* Work required:
From the entries below, copy out every line with "label" in it.

========

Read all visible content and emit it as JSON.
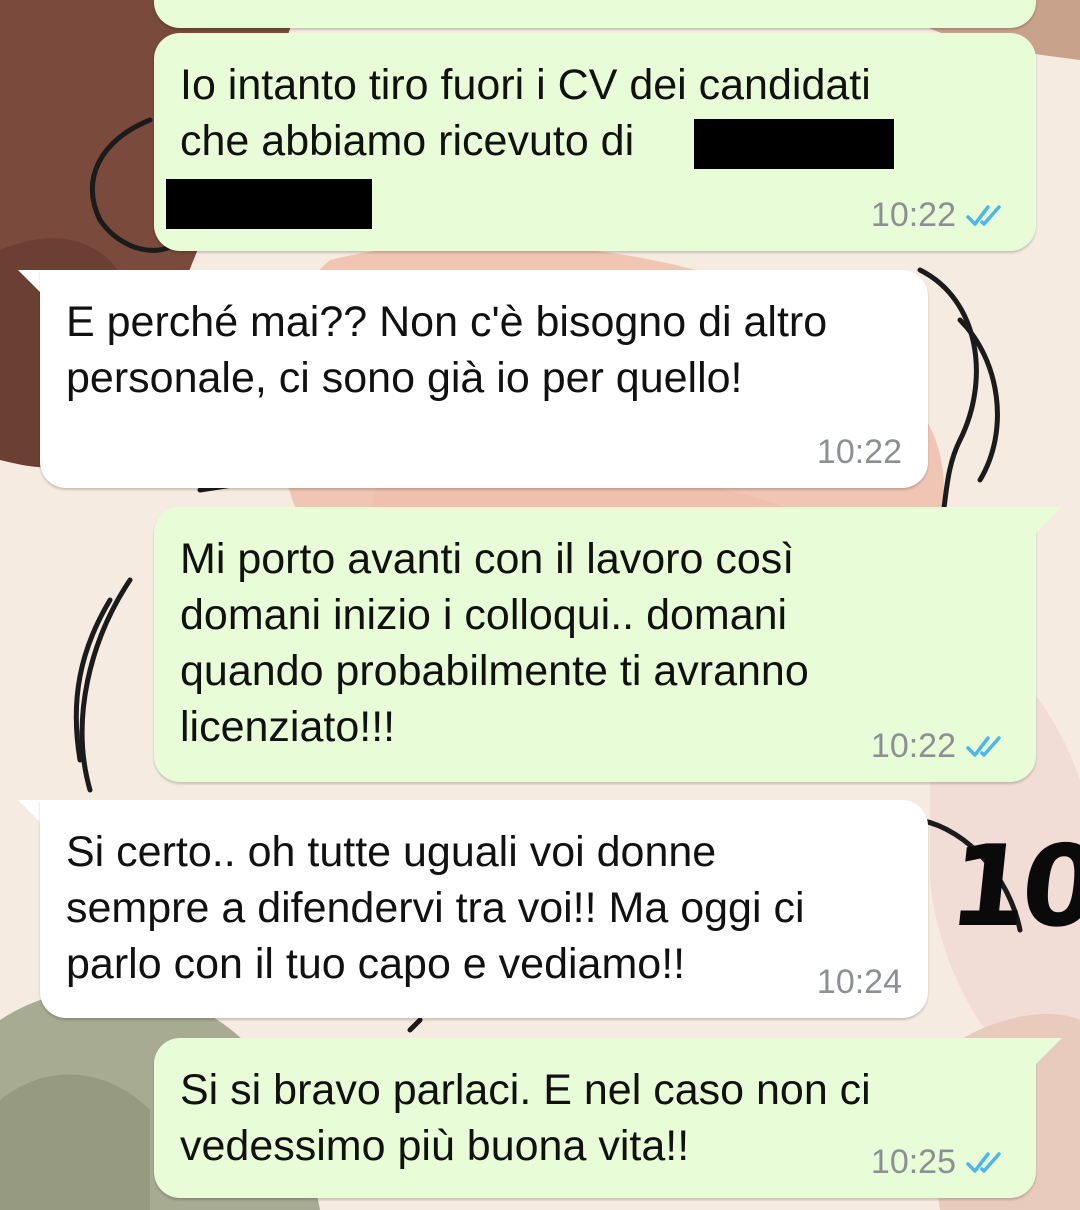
{
  "chat": {
    "messages": [
      {
        "direction": "outgoing",
        "text": "Io intanto tiro fuori i CV dei candidati\nche abbiamo ricevuto di",
        "time": "10:22",
        "status_icon": "double-check-read-icon"
      },
      {
        "direction": "incoming",
        "text": "E perché mai?? Non c'è bisogno di altro\npersonale, ci sono già io per quello!",
        "time": "10:22"
      },
      {
        "direction": "outgoing",
        "text": "Mi porto avanti con il lavoro così\ndomani inizio i colloqui.. domani\nquando probabilmente ti avranno\nlicenziato!!!",
        "time": "10:22",
        "status_icon": "double-check-read-icon"
      },
      {
        "direction": "incoming",
        "text": "Si certo.. oh tutte uguali voi donne\nsempre a difendervi tra voi!! Ma oggi ci\nparlo con il tuo capo e vediamo!!",
        "time": "10:24"
      },
      {
        "direction": "outgoing",
        "text": "Si si bravo parlaci. E nel caso non ci\nvedessimo più buona vita!!",
        "time": "10:25",
        "status_icon": "double-check-read-icon"
      }
    ]
  },
  "annotation": {
    "text": "10"
  },
  "colors": {
    "outgoing_bubble": "#e7fcd7",
    "incoming_bubble": "#ffffff",
    "read_ticks": "#4fb6ec",
    "timestamp": "#8c9096",
    "wallpaper_base": "#f4e6d8"
  }
}
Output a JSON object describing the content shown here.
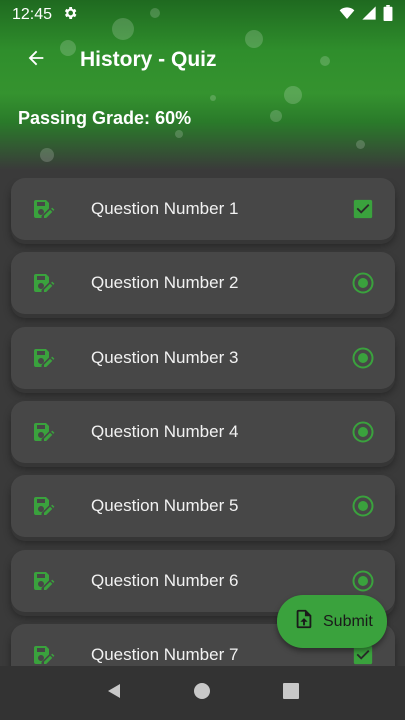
{
  "status_bar": {
    "time": "12:45",
    "icons": [
      "gear-icon",
      "wifi-icon",
      "signal-icon",
      "battery-icon"
    ]
  },
  "toolbar": {
    "title": "History - Quiz",
    "back_icon": "arrow-back-icon"
  },
  "passing": {
    "label": "Passing Grade:",
    "value": "60%"
  },
  "questions": [
    {
      "label": "Question Number 1",
      "state": "answered"
    },
    {
      "label": "Question Number 2",
      "state": "unanswered"
    },
    {
      "label": "Question Number 3",
      "state": "unanswered"
    },
    {
      "label": "Question Number 4",
      "state": "unanswered"
    },
    {
      "label": "Question Number 5",
      "state": "unanswered"
    },
    {
      "label": "Question Number 6",
      "state": "unanswered"
    },
    {
      "label": "Question Number 7",
      "state": "answered"
    }
  ],
  "submit": {
    "label": "Submit",
    "icon": "file-upload-icon"
  },
  "colors": {
    "accent": "#3aa23d",
    "card": "#474747",
    "background": "#3a3a3a"
  }
}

========

* Completed task:
    "label": "Passing Grade:",
      "label": "Question Number 1",
      "label": "Question Number 2",
      "label": "Question Number 3",
      "label": "Question Number 4",
      "label": "Question Number 5",
      "label": "Question Number 6",
      "label": "Question Number 7",
    "label": "Submit",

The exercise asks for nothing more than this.